== What the exercise asks ==
Print all records exactly, leaving nothing out.

Figure content listings:
-- start --

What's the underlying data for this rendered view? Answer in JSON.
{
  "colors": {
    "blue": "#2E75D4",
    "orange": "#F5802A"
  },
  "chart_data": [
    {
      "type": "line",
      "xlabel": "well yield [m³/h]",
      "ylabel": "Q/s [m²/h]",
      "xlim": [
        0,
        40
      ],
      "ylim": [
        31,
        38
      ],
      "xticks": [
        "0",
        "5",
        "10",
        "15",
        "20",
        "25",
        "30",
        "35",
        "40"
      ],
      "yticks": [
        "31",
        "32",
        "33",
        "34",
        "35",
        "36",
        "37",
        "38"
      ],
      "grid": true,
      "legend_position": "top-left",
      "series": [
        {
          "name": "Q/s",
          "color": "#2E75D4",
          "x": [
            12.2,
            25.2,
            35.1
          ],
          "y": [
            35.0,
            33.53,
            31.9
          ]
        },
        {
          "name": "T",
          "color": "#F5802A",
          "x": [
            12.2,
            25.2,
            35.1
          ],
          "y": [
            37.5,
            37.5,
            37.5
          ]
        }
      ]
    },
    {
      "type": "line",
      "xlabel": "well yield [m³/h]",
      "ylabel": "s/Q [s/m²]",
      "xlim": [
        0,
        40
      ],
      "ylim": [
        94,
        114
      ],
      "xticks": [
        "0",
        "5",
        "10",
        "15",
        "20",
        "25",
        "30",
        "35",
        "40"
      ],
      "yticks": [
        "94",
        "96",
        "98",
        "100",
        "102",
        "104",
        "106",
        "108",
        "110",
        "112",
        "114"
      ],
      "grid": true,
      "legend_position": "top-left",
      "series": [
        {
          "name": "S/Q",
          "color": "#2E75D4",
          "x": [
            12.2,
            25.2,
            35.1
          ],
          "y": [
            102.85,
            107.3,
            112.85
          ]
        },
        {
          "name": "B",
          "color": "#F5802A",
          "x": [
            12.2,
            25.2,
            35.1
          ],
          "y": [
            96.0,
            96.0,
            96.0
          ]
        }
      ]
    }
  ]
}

-- end --

== Output for this task ==
What's the underlying data for this rendered view? Answer in JSON.
{
  "colors": {
    "blue": "#2E75D4",
    "orange": "#F5802A"
  },
  "chart_data": [
    {
      "type": "line",
      "xlabel": "well yield [m³/h]",
      "ylabel": "Q/s [m²/h]",
      "xlim": [
        0,
        40
      ],
      "ylim": [
        31,
        38
      ],
      "xticks": [
        "0",
        "5",
        "10",
        "15",
        "20",
        "25",
        "30",
        "35",
        "40"
      ],
      "yticks": [
        "31",
        "32",
        "33",
        "34",
        "35",
        "36",
        "37",
        "38"
      ],
      "grid": true,
      "legend_position": "top-left",
      "series": [
        {
          "name": "Q/s",
          "color": "#2E75D4",
          "x": [
            12.2,
            25.2,
            35.1
          ],
          "y": [
            35.0,
            33.53,
            31.9
          ]
        },
        {
          "name": "T",
          "color": "#F5802A",
          "x": [
            12.2,
            25.2,
            35.1
          ],
          "y": [
            37.5,
            37.5,
            37.5
          ]
        }
      ]
    },
    {
      "type": "line",
      "xlabel": "well yield [m³/h]",
      "ylabel": "s/Q [s/m²]",
      "xlim": [
        0,
        40
      ],
      "ylim": [
        94,
        114
      ],
      "xticks": [
        "0",
        "5",
        "10",
        "15",
        "20",
        "25",
        "30",
        "35",
        "40"
      ],
      "yticks": [
        "94",
        "96",
        "98",
        "100",
        "102",
        "104",
        "106",
        "108",
        "110",
        "112",
        "114"
      ],
      "grid": true,
      "legend_position": "top-left",
      "series": [
        {
          "name": "S/Q",
          "color": "#2E75D4",
          "x": [
            12.2,
            25.2,
            35.1
          ],
          "y": [
            102.85,
            107.3,
            112.85
          ]
        },
        {
          "name": "B",
          "color": "#F5802A",
          "x": [
            12.2,
            25.2,
            35.1
          ],
          "y": [
            96.0,
            96.0,
            96.0
          ]
        }
      ]
    }
  ]
}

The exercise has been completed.